▶ Short problem:
Every line from the one that contains "Convert this screenshot" to the last line of the listing below should be quoted verbatim. Pictures are excluded.

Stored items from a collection
----
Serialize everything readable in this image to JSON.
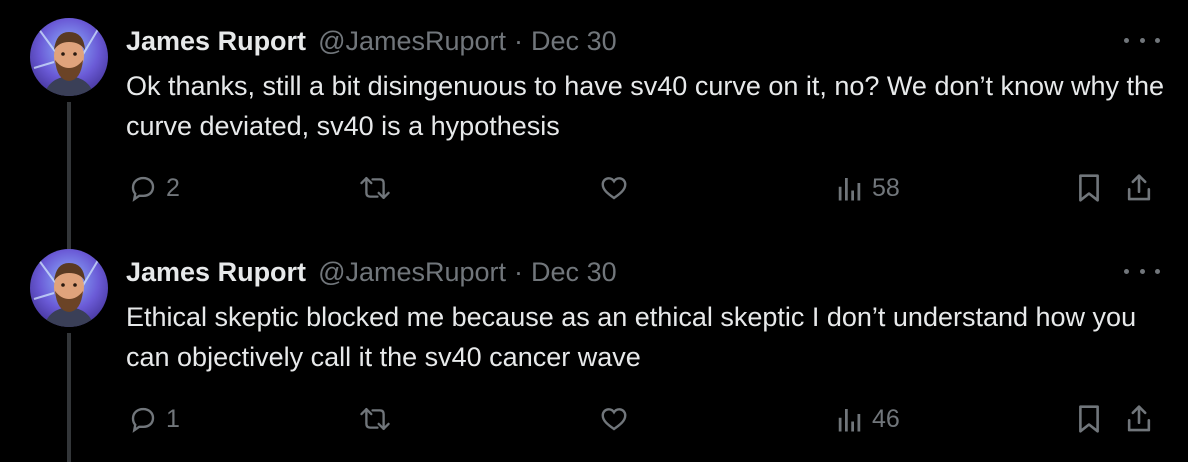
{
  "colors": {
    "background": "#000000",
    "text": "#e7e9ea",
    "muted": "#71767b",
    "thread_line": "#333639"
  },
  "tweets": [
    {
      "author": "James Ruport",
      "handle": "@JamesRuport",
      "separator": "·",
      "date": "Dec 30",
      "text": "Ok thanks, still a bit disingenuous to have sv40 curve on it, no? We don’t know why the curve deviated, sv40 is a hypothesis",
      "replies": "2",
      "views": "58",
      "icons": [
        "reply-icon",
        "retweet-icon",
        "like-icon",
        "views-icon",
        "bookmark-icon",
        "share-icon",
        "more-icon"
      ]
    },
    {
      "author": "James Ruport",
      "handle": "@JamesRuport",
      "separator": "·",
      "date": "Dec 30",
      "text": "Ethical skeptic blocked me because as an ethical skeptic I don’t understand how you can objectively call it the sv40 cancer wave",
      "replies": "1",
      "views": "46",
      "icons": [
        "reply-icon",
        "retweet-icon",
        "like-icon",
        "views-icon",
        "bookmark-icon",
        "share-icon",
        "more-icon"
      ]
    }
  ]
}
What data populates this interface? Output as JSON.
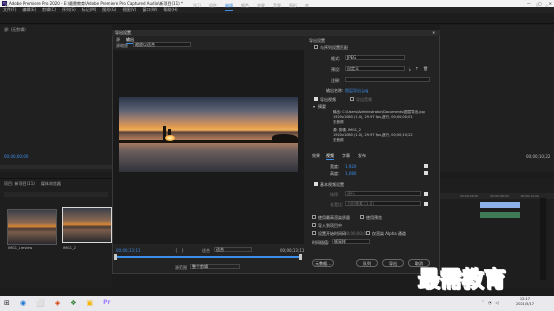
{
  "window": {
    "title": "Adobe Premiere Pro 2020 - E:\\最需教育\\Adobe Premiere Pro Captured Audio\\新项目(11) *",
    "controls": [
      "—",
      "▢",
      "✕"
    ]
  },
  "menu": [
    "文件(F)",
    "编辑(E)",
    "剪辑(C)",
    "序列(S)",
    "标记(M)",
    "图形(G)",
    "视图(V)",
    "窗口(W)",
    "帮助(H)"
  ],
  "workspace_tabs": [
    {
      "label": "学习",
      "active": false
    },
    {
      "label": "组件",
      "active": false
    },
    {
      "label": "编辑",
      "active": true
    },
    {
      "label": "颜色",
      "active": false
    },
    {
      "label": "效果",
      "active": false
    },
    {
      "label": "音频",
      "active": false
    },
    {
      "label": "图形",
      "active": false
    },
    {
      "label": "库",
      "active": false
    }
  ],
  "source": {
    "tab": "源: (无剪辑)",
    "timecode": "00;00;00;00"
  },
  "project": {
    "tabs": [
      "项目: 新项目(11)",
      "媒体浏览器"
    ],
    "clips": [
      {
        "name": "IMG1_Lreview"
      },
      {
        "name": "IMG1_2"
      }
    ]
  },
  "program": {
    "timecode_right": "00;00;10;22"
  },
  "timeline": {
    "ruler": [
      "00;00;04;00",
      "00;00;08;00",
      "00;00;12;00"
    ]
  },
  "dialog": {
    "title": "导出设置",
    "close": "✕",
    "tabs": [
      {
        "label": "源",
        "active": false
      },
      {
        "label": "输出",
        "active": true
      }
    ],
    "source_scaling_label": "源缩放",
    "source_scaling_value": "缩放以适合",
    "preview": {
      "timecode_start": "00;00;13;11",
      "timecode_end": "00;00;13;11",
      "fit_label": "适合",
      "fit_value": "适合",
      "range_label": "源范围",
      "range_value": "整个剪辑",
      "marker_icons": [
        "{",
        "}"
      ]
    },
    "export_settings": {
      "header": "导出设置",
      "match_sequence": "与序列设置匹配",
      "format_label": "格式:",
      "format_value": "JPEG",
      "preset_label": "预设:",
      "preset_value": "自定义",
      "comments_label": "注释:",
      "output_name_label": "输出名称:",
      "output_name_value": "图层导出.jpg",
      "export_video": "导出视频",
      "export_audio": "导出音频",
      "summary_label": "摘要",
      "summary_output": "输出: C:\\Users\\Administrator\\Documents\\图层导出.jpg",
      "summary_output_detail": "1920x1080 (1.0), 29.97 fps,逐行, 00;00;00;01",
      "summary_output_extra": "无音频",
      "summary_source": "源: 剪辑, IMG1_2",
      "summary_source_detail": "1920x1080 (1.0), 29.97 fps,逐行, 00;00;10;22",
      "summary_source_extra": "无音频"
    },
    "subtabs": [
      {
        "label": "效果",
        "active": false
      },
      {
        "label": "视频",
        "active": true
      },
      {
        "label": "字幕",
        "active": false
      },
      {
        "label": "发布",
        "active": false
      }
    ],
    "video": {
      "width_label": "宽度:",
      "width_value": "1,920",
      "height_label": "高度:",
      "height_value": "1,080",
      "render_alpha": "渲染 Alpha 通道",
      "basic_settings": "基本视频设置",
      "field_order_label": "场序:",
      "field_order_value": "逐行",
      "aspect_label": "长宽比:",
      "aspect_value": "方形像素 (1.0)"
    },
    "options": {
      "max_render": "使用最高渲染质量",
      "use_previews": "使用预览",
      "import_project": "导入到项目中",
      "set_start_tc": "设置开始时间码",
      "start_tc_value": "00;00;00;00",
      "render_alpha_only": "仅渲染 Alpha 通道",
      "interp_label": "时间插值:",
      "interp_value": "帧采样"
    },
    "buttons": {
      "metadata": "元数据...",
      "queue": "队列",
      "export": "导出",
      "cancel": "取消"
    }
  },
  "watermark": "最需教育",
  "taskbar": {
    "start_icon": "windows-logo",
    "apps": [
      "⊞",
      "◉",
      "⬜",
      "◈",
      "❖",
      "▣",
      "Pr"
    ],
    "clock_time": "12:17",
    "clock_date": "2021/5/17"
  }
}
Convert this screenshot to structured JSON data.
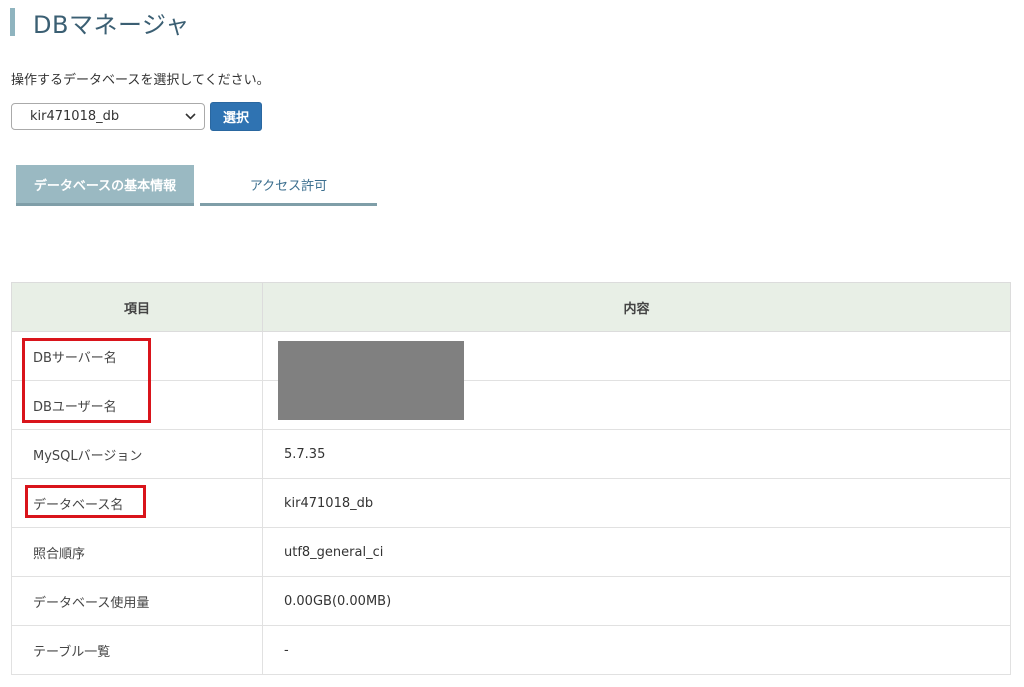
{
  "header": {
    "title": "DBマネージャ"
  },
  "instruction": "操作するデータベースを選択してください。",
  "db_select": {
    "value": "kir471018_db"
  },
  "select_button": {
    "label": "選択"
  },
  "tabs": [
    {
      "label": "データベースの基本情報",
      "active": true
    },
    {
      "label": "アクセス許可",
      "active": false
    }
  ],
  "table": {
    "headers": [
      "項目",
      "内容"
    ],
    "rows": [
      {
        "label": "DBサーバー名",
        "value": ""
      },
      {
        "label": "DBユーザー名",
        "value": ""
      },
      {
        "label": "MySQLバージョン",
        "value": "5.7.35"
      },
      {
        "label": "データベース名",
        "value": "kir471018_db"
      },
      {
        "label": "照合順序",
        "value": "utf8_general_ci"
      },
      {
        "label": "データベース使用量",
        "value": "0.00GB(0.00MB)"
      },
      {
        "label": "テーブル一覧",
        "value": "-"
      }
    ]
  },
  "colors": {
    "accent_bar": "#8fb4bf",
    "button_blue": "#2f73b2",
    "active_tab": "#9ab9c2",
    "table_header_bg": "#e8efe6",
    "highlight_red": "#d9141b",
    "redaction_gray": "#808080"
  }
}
----
▶ The answer:
Convert this screenshot to structured JSON data.
{
  "header": {
    "title": "DBマネージャ"
  },
  "instruction": "操作するデータベースを選択してください。",
  "db_select": {
    "value": "kir471018_db"
  },
  "select_button": {
    "label": "選択"
  },
  "tabs": [
    {
      "label": "データベースの基本情報",
      "active": true
    },
    {
      "label": "アクセス許可",
      "active": false
    }
  ],
  "table": {
    "headers": [
      "項目",
      "内容"
    ],
    "rows": [
      {
        "label": "DBサーバー名",
        "value": ""
      },
      {
        "label": "DBユーザー名",
        "value": ""
      },
      {
        "label": "MySQLバージョン",
        "value": "5.7.35"
      },
      {
        "label": "データベース名",
        "value": "kir471018_db"
      },
      {
        "label": "照合順序",
        "value": "utf8_general_ci"
      },
      {
        "label": "データベース使用量",
        "value": "0.00GB(0.00MB)"
      },
      {
        "label": "テーブル一覧",
        "value": "-"
      }
    ]
  },
  "colors": {
    "accent_bar": "#8fb4bf",
    "button_blue": "#2f73b2",
    "active_tab": "#9ab9c2",
    "table_header_bg": "#e8efe6",
    "highlight_red": "#d9141b",
    "redaction_gray": "#808080"
  }
}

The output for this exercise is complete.